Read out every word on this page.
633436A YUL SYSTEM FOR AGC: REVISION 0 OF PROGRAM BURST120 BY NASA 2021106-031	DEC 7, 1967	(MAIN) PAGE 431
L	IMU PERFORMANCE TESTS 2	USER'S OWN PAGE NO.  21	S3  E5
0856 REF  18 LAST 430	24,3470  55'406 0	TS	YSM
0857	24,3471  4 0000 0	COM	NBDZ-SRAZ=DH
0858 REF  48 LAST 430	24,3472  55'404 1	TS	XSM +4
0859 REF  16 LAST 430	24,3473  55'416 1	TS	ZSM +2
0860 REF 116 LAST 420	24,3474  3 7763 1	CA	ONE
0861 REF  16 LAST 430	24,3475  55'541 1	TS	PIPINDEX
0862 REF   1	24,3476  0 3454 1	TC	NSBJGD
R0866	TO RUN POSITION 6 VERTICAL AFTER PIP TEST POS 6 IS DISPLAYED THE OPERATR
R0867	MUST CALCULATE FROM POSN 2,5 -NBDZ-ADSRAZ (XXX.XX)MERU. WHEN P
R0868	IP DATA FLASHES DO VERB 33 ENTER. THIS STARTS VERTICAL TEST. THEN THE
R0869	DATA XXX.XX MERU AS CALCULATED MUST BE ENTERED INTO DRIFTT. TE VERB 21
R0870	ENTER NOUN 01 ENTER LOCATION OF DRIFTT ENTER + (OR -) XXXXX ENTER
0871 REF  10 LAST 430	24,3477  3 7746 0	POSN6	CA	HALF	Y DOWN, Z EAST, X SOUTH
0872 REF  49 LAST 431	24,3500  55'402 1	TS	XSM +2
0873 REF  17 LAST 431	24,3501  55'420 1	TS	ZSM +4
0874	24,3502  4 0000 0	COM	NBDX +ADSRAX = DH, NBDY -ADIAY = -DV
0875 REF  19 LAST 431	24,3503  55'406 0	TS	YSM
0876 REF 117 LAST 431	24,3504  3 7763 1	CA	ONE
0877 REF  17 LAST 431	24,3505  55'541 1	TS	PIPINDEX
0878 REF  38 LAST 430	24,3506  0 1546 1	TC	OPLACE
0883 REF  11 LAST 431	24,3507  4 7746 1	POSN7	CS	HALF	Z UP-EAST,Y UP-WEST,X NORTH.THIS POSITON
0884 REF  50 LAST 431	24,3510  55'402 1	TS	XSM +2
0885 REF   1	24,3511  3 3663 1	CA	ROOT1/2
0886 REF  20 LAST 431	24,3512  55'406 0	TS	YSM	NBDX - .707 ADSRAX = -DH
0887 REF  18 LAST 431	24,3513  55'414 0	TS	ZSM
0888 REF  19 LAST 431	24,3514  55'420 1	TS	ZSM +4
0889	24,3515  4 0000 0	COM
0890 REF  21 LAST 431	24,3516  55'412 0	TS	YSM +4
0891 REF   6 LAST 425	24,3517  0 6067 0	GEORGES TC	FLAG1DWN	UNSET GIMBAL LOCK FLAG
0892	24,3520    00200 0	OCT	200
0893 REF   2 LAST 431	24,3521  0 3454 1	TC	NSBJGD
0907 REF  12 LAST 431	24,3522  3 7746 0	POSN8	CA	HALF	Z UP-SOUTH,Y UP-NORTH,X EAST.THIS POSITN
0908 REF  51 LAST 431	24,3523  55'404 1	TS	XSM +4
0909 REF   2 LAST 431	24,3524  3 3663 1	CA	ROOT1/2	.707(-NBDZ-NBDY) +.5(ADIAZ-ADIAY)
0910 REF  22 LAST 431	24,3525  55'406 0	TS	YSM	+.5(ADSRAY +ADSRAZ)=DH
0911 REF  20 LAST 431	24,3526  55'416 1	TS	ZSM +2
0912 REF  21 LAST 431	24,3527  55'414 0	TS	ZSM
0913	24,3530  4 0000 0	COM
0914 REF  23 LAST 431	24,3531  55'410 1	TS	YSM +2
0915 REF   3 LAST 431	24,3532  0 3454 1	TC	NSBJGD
• • • •
Give only the number of lines in the entries that contain "NBDY".

2